- **What is asked**
A verbatim copy of the records is required, with all pictures left out.

┌──

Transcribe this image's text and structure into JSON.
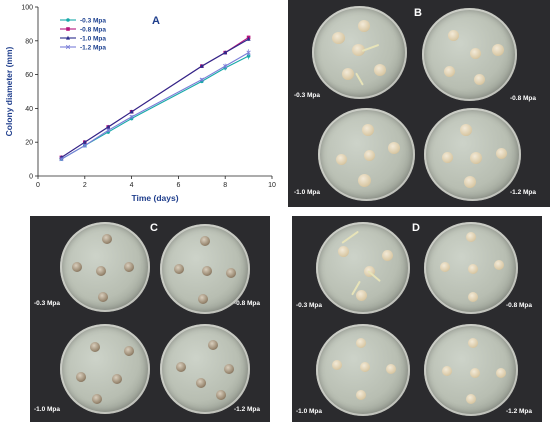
{
  "panels": {
    "a": {
      "letter": "A"
    },
    "b": {
      "letter": "B",
      "dish_labels": [
        "-0.3 Mpa",
        "-0.8 Mpa",
        "-1.0 Mpa",
        "-1.2 Mpa"
      ]
    },
    "c": {
      "letter": "C",
      "dish_labels": [
        "-0.3 Mpa",
        "-0.8 Mpa",
        "-1.0 Mpa",
        "-1.2 Mpa"
      ]
    },
    "d": {
      "letter": "D",
      "dish_labels": [
        "-0.3 Mpa",
        "-0.8 Mpa",
        "-1.0 Mpa",
        "-1.2 Mpa"
      ]
    }
  },
  "chart_data": {
    "type": "line",
    "title": "",
    "xlabel": "Time (days)",
    "ylabel": "Colony diameter (mm)",
    "xlim": [
      0,
      10
    ],
    "ylim": [
      0,
      100
    ],
    "xticks": [
      0,
      2,
      4,
      6,
      8,
      10
    ],
    "yticks": [
      0,
      20,
      40,
      60,
      80,
      100
    ],
    "x": [
      1,
      2,
      3,
      4,
      7,
      8,
      9
    ],
    "legend_position": "top-left",
    "grid": false,
    "series": [
      {
        "name": "-0.3 Mpa",
        "color": "#17a9a8",
        "marker": "circle",
        "values": [
          10,
          18,
          26,
          34,
          56,
          64,
          71
        ],
        "errors": [
          1,
          1,
          1,
          1,
          1,
          1.5,
          2
        ]
      },
      {
        "name": "-0.8 Mpa",
        "color": "#b5157d",
        "marker": "square",
        "values": [
          11,
          20,
          29,
          38,
          65,
          73,
          82
        ],
        "errors": [
          1,
          1,
          1,
          1,
          1,
          1,
          1
        ]
      },
      {
        "name": "-1.0 Mpa",
        "color": "#2b2c8c",
        "marker": "triangle",
        "values": [
          11,
          20,
          29,
          38,
          65,
          73,
          81
        ],
        "errors": [
          1,
          1,
          1,
          1,
          1,
          1,
          1
        ]
      },
      {
        "name": "-1.2 Mpa",
        "color": "#7a7ed8",
        "marker": "x",
        "values": [
          10,
          18,
          27,
          35,
          57,
          65,
          73
        ],
        "errors": [
          1,
          1,
          1,
          1,
          1,
          1.5,
          2
        ]
      }
    ]
  }
}
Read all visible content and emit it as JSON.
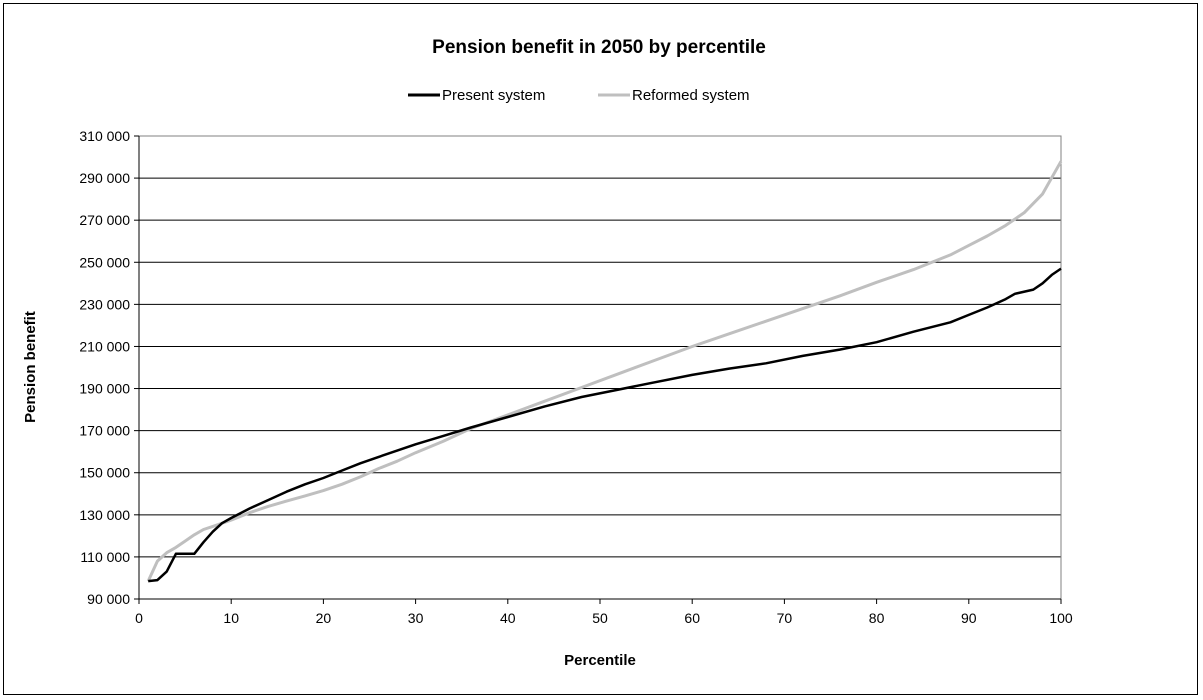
{
  "chart_data": {
    "type": "line",
    "title": "Pension benefit in 2050 by percentile",
    "xlabel": "Percentile",
    "ylabel": "Pension benefit",
    "xlim": [
      0,
      100
    ],
    "ylim": [
      90000,
      310000
    ],
    "x_ticks": [
      0,
      10,
      20,
      30,
      40,
      50,
      60,
      70,
      80,
      90,
      100
    ],
    "x_tick_labels": [
      "0",
      "10",
      "20",
      "30",
      "40",
      "50",
      "60",
      "70",
      "80",
      "90",
      "100"
    ],
    "y_ticks": [
      90000,
      110000,
      130000,
      150000,
      170000,
      190000,
      210000,
      230000,
      250000,
      270000,
      290000,
      310000
    ],
    "y_tick_labels": [
      "90 000",
      "110 000",
      "130 000",
      "150 000",
      "170 000",
      "190 000",
      "210 000",
      "230 000",
      "250 000",
      "270 000",
      "290 000",
      "310 000"
    ],
    "grid": "horizontal",
    "legend_position": "top",
    "series": [
      {
        "name": "Present system",
        "color": "#000000",
        "x": [
          1,
          2,
          3,
          4,
          5,
          6,
          7,
          8,
          9,
          10,
          12,
          14,
          16,
          18,
          20,
          22,
          24,
          26,
          28,
          30,
          33,
          36,
          40,
          44,
          48,
          52,
          56,
          60,
          64,
          68,
          72,
          76,
          80,
          84,
          88,
          90,
          92,
          94,
          95,
          97,
          98,
          99,
          100
        ],
        "values": [
          98500,
          99000,
          103000,
          111500,
          111500,
          111500,
          117000,
          122000,
          126000,
          128500,
          133000,
          137000,
          141000,
          144500,
          147500,
          151000,
          154500,
          157500,
          160500,
          163500,
          167500,
          171500,
          176500,
          181500,
          186000,
          189500,
          193000,
          196500,
          199500,
          202000,
          205500,
          208500,
          212000,
          217000,
          221500,
          225000,
          228500,
          232500,
          235000,
          237000,
          240000,
          244000,
          247000
        ]
      },
      {
        "name": "Reformed system",
        "color": "#bfbfbf",
        "x": [
          1,
          2,
          3,
          4,
          5,
          6,
          7,
          8,
          10,
          12,
          14,
          16,
          18,
          20,
          22,
          24,
          26,
          28,
          30,
          33,
          36,
          40,
          44,
          48,
          52,
          56,
          60,
          64,
          68,
          72,
          76,
          80,
          84,
          88,
          90,
          92,
          94,
          96,
          98,
          100
        ],
        "values": [
          98500,
          108000,
          112000,
          114500,
          117500,
          120500,
          123000,
          124500,
          127500,
          131000,
          134000,
          136500,
          139000,
          141500,
          144500,
          148000,
          152000,
          155500,
          159500,
          165000,
          171000,
          177500,
          184000,
          190500,
          197000,
          203500,
          210000,
          216000,
          222000,
          228000,
          234000,
          240500,
          246500,
          253500,
          258000,
          262500,
          267500,
          273500,
          282500,
          298000
        ]
      }
    ]
  }
}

└──

- **Response to the exercise**
Transcribe this image's text and structure into JSON.
{
  "panels": {
    "a": {
      "letter": "A"
    },
    "b": {
      "letter": "B",
      "dish_labels": [
        "-0.3 Mpa",
        "-0.8 Mpa",
        "-1.0 Mpa",
        "-1.2 Mpa"
      ]
    },
    "c": {
      "letter": "C",
      "dish_labels": [
        "-0.3 Mpa",
        "-0.8 Mpa",
        "-1.0 Mpa",
        "-1.2 Mpa"
      ]
    },
    "d": {
      "letter": "D",
      "dish_labels": [
        "-0.3 Mpa",
        "-0.8 Mpa",
        "-1.0 Mpa",
        "-1.2 Mpa"
      ]
    }
  },
  "chart_data": {
    "type": "line",
    "title": "",
    "xlabel": "Time (days)",
    "ylabel": "Colony diameter (mm)",
    "xlim": [
      0,
      10
    ],
    "ylim": [
      0,
      100
    ],
    "xticks": [
      0,
      2,
      4,
      6,
      8,
      10
    ],
    "yticks": [
      0,
      20,
      40,
      60,
      80,
      100
    ],
    "x": [
      1,
      2,
      3,
      4,
      7,
      8,
      9
    ],
    "legend_position": "top-left",
    "grid": false,
    "series": [
      {
        "name": "-0.3 Mpa",
        "color": "#17a9a8",
        "marker": "circle",
        "values": [
          10,
          18,
          26,
          34,
          56,
          64,
          71
        ],
        "errors": [
          1,
          1,
          1,
          1,
          1,
          1.5,
          2
        ]
      },
      {
        "name": "-0.8 Mpa",
        "color": "#b5157d",
        "marker": "square",
        "values": [
          11,
          20,
          29,
          38,
          65,
          73,
          82
        ],
        "errors": [
          1,
          1,
          1,
          1,
          1,
          1,
          1
        ]
      },
      {
        "name": "-1.0 Mpa",
        "color": "#2b2c8c",
        "marker": "triangle",
        "values": [
          11,
          20,
          29,
          38,
          65,
          73,
          81
        ],
        "errors": [
          1,
          1,
          1,
          1,
          1,
          1,
          1
        ]
      },
      {
        "name": "-1.2 Mpa",
        "color": "#7a7ed8",
        "marker": "x",
        "values": [
          10,
          18,
          27,
          35,
          57,
          65,
          73
        ],
        "errors": [
          1,
          1,
          1,
          1,
          1,
          1.5,
          2
        ]
      }
    ]
  }
}
Read all visible content and emit it as JSON.
{
  "chart_data": {
    "type": "line",
    "title": "Pension benefit in 2050 by percentile",
    "xlabel": "Percentile",
    "ylabel": "Pension benefit",
    "xlim": [
      0,
      100
    ],
    "ylim": [
      90000,
      310000
    ],
    "x_ticks": [
      0,
      10,
      20,
      30,
      40,
      50,
      60,
      70,
      80,
      90,
      100
    ],
    "x_tick_labels": [
      "0",
      "10",
      "20",
      "30",
      "40",
      "50",
      "60",
      "70",
      "80",
      "90",
      "100"
    ],
    "y_ticks": [
      90000,
      110000,
      130000,
      150000,
      170000,
      190000,
      210000,
      230000,
      250000,
      270000,
      290000,
      310000
    ],
    "y_tick_labels": [
      "90 000",
      "110 000",
      "130 000",
      "150 000",
      "170 000",
      "190 000",
      "210 000",
      "230 000",
      "250 000",
      "270 000",
      "290 000",
      "310 000"
    ],
    "grid": "horizontal",
    "legend_position": "top",
    "series": [
      {
        "name": "Present system",
        "color": "#000000",
        "x": [
          1,
          2,
          3,
          4,
          5,
          6,
          7,
          8,
          9,
          10,
          12,
          14,
          16,
          18,
          20,
          22,
          24,
          26,
          28,
          30,
          33,
          36,
          40,
          44,
          48,
          52,
          56,
          60,
          64,
          68,
          72,
          76,
          80,
          84,
          88,
          90,
          92,
          94,
          95,
          97,
          98,
          99,
          100
        ],
        "values": [
          98500,
          99000,
          103000,
          111500,
          111500,
          111500,
          117000,
          122000,
          126000,
          128500,
          133000,
          137000,
          141000,
          144500,
          147500,
          151000,
          154500,
          157500,
          160500,
          163500,
          167500,
          171500,
          176500,
          181500,
          186000,
          189500,
          193000,
          196500,
          199500,
          202000,
          205500,
          208500,
          212000,
          217000,
          221500,
          225000,
          228500,
          232500,
          235000,
          237000,
          240000,
          244000,
          247000
        ]
      },
      {
        "name": "Reformed system",
        "color": "#bfbfbf",
        "x": [
          1,
          2,
          3,
          4,
          5,
          6,
          7,
          8,
          10,
          12,
          14,
          16,
          18,
          20,
          22,
          24,
          26,
          28,
          30,
          33,
          36,
          40,
          44,
          48,
          52,
          56,
          60,
          64,
          68,
          72,
          76,
          80,
          84,
          88,
          90,
          92,
          94,
          96,
          98,
          100
        ],
        "values": [
          98500,
          108000,
          112000,
          114500,
          117500,
          120500,
          123000,
          124500,
          127500,
          131000,
          134000,
          136500,
          139000,
          141500,
          144500,
          148000,
          152000,
          155500,
          159500,
          165000,
          171000,
          177500,
          184000,
          190500,
          197000,
          203500,
          210000,
          216000,
          222000,
          228000,
          234000,
          240500,
          246500,
          253500,
          258000,
          262500,
          267500,
          273500,
          282500,
          298000
        ]
      }
    ]
  }
}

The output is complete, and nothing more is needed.